→ **Your task**:
In full and without alteration, repeat the material.

....

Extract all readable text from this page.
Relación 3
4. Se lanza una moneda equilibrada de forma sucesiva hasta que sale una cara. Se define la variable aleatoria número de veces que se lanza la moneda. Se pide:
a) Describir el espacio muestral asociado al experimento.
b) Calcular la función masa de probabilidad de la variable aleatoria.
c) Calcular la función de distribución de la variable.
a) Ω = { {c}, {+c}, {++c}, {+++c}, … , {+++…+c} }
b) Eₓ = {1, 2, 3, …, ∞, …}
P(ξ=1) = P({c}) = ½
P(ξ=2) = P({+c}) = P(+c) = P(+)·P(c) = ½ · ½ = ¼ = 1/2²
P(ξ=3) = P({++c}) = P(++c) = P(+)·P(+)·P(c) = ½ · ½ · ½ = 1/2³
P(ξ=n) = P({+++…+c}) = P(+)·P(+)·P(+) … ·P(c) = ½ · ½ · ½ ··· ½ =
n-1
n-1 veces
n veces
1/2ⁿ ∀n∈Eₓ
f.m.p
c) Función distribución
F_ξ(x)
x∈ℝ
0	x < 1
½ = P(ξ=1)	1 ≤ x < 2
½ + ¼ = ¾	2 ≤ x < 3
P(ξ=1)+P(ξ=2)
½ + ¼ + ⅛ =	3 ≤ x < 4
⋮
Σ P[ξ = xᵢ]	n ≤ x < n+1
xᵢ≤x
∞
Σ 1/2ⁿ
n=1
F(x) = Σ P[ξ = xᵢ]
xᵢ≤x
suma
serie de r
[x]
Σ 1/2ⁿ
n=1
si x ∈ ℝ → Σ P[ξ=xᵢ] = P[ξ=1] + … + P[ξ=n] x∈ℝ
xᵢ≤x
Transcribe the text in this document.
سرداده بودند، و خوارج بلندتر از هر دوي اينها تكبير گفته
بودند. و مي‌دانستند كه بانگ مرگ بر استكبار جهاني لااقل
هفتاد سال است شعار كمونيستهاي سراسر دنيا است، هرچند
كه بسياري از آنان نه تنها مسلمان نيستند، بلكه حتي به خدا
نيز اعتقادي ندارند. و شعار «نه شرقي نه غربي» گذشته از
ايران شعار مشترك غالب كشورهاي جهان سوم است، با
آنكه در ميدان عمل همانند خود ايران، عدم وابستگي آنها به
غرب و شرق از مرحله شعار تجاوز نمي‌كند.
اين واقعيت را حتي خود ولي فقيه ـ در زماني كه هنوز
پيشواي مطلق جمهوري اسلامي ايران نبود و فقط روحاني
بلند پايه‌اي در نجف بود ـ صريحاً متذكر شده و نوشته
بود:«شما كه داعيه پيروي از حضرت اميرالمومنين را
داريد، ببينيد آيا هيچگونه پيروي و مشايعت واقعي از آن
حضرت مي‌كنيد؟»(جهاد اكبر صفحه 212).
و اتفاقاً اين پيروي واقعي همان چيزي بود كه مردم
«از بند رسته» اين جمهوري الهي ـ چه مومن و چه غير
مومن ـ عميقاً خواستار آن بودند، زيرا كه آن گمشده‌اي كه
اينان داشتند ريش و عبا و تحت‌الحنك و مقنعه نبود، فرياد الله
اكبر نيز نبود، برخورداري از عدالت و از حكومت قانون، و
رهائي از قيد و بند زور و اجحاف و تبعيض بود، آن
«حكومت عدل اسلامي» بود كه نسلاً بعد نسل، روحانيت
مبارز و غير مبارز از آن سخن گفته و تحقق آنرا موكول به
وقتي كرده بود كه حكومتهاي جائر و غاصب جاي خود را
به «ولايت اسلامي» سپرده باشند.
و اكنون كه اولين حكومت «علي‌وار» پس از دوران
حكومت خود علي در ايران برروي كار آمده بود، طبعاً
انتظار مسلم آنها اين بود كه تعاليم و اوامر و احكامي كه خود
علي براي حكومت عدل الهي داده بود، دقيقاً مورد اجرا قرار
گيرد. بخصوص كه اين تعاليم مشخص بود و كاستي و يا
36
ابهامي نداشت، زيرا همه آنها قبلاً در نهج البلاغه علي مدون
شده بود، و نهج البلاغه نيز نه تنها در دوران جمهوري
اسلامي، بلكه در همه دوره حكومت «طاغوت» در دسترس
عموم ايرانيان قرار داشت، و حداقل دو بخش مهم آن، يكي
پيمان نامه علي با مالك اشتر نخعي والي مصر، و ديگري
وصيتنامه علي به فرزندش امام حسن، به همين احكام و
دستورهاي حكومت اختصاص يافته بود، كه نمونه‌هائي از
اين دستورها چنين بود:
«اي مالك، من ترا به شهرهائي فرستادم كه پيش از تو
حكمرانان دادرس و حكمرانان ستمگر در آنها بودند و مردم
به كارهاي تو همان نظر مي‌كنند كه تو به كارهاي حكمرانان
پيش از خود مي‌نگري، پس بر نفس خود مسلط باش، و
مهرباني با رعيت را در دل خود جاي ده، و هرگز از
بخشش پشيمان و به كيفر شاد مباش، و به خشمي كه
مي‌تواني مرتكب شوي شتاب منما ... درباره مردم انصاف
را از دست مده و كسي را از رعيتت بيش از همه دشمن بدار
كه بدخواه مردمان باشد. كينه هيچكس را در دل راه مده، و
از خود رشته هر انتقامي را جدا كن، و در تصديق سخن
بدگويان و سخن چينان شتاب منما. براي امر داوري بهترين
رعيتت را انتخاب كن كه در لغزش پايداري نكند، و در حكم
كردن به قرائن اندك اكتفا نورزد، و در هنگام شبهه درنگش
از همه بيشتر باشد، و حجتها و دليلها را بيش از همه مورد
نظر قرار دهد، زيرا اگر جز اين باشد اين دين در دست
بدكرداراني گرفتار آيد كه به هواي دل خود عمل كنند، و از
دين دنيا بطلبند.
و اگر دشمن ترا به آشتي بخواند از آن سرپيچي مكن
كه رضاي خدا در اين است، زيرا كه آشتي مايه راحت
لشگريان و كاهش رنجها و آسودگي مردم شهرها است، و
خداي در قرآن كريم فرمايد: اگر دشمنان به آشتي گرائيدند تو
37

....

→ **Written answer**:
Extract all readable text from this page.
Relación 3
4. Se lanza una moneda equilibrada de forma sucesiva hasta que sale una cara. Se define la variable aleatoria número de veces que se lanza la moneda. Se pide:
a) Describir el espacio muestral asociado al experimento.
b) Calcular la función masa de probabilidad de la variable aleatoria.
c) Calcular la función de distribución de la variable.
a) Ω = { {c}, {+c}, {++c}, {+++c}, … , {+++…+c} }
b) Eₓ = {1, 2, 3, …, ∞, …}
P(ξ=1) = P({c}) = ½
P(ξ=2) = P({+c}) = P(+c) = P(+)·P(c) = ½ · ½ = ¼ = 1/2²
P(ξ=3) = P({++c}) = P(++c) = P(+)·P(+)·P(c) = ½ · ½ · ½ = 1/2³
P(ξ=n) = P({+++…+c}) = P(+)·P(+)·P(+) … ·P(c) = ½ · ½ · ½ ··· ½ =
n-1
n-1 veces
n veces
1/2ⁿ ∀n∈Eₓ
f.m.p
c) Función distribución
F_ξ(x)
x∈ℝ
0	x < 1
½ = P(ξ=1)	1 ≤ x < 2
½ + ¼ = ¾	2 ≤ x < 3
P(ξ=1)+P(ξ=2)
½ + ¼ + ⅛ =	3 ≤ x < 4
⋮
Σ P[ξ = xᵢ]	n ≤ x < n+1
xᵢ≤x
∞
Σ 1/2ⁿ
n=1
F(x) = Σ P[ξ = xᵢ]
xᵢ≤x
suma
serie de r
[x]
Σ 1/2ⁿ
n=1
si x ∈ ℝ → Σ P[ξ=xᵢ] = P[ξ=1] + … + P[ξ=n] x∈ℝ
xᵢ≤x
Transcribe the text in this document.
سرداده بودند، و خوارج بلندتر از هر دوي اينها تكبير گفته
بودند. و مي‌دانستند كه بانگ مرگ بر استكبار جهاني لااقل
هفتاد سال است شعار كمونيستهاي سراسر دنيا است، هرچند
كه بسياري از آنان نه تنها مسلمان نيستند، بلكه حتي به خدا
نيز اعتقادي ندارند. و شعار «نه شرقي نه غربي» گذشته از
ايران شعار مشترك غالب كشورهاي جهان سوم است، با
آنكه در ميدان عمل همانند خود ايران، عدم وابستگي آنها به
غرب و شرق از مرحله شعار تجاوز نمي‌كند.
اين واقعيت را حتي خود ولي فقيه ـ در زماني كه هنوز
پيشواي مطلق جمهوري اسلامي ايران نبود و فقط روحاني
بلند پايه‌اي در نجف بود ـ صريحاً متذكر شده و نوشته
بود:«شما كه داعيه پيروي از حضرت اميرالمومنين را
داريد، ببينيد آيا هيچگونه پيروي و مشايعت واقعي از آن
حضرت مي‌كنيد؟»(جهاد اكبر صفحه 212).
و اتفاقاً اين پيروي واقعي همان چيزي بود كه مردم
«از بند رسته» اين جمهوري الهي ـ چه مومن و چه غير
مومن ـ عميقاً خواستار آن بودند، زيرا كه آن گمشده‌اي كه
اينان داشتند ريش و عبا و تحت‌الحنك و مقنعه نبود، فرياد الله
اكبر نيز نبود، برخورداري از عدالت و از حكومت قانون، و
رهائي از قيد و بند زور و اجحاف و تبعيض بود، آن
«حكومت عدل اسلامي» بود كه نسلاً بعد نسل، روحانيت
مبارز و غير مبارز از آن سخن گفته و تحقق آنرا موكول به
وقتي كرده بود كه حكومتهاي جائر و غاصب جاي خود را
به «ولايت اسلامي» سپرده باشند.
و اكنون كه اولين حكومت «علي‌وار» پس از دوران
حكومت خود علي در ايران برروي كار آمده بود، طبعاً
انتظار مسلم آنها اين بود كه تعاليم و اوامر و احكامي كه خود
علي براي حكومت عدل الهي داده بود، دقيقاً مورد اجرا قرار
گيرد. بخصوص كه اين تعاليم مشخص بود و كاستي و يا
36
ابهامي نداشت، زيرا همه آنها قبلاً در نهج البلاغه علي مدون
شده بود، و نهج البلاغه نيز نه تنها در دوران جمهوري
اسلامي، بلكه در همه دوره حكومت «طاغوت» در دسترس
عموم ايرانيان قرار داشت، و حداقل دو بخش مهم آن، يكي
پيمان نامه علي با مالك اشتر نخعي والي مصر، و ديگري
وصيتنامه علي به فرزندش امام حسن، به همين احكام و
دستورهاي حكومت اختصاص يافته بود، كه نمونه‌هائي از
اين دستورها چنين بود:
«اي مالك، من ترا به شهرهائي فرستادم كه پيش از تو
حكمرانان دادرس و حكمرانان ستمگر در آنها بودند و مردم
به كارهاي تو همان نظر مي‌كنند كه تو به كارهاي حكمرانان
پيش از خود مي‌نگري، پس بر نفس خود مسلط باش، و
مهرباني با رعيت را در دل خود جاي ده، و هرگز از
بخشش پشيمان و به كيفر شاد مباش، و به خشمي كه
مي‌تواني مرتكب شوي شتاب منما ... درباره مردم انصاف
را از دست مده و كسي را از رعيتت بيش از همه دشمن بدار
كه بدخواه مردمان باشد. كينه هيچكس را در دل راه مده، و
از خود رشته هر انتقامي را جدا كن، و در تصديق سخن
بدگويان و سخن چينان شتاب منما. براي امر داوري بهترين
رعيتت را انتخاب كن كه در لغزش پايداري نكند، و در حكم
كردن به قرائن اندك اكتفا نورزد، و در هنگام شبهه درنگش
از همه بيشتر باشد، و حجتها و دليلها را بيش از همه مورد
نظر قرار دهد، زيرا اگر جز اين باشد اين دين در دست
بدكرداراني گرفتار آيد كه به هواي دل خود عمل كنند، و از
دين دنيا بطلبند.
و اگر دشمن ترا به آشتي بخواند از آن سرپيچي مكن
كه رضاي خدا در اين است، زيرا كه آشتي مايه راحت
لشگريان و كاهش رنجها و آسودگي مردم شهرها است، و
خداي در قرآن كريم فرمايد: اگر دشمنان به آشتي گرائيدند تو
37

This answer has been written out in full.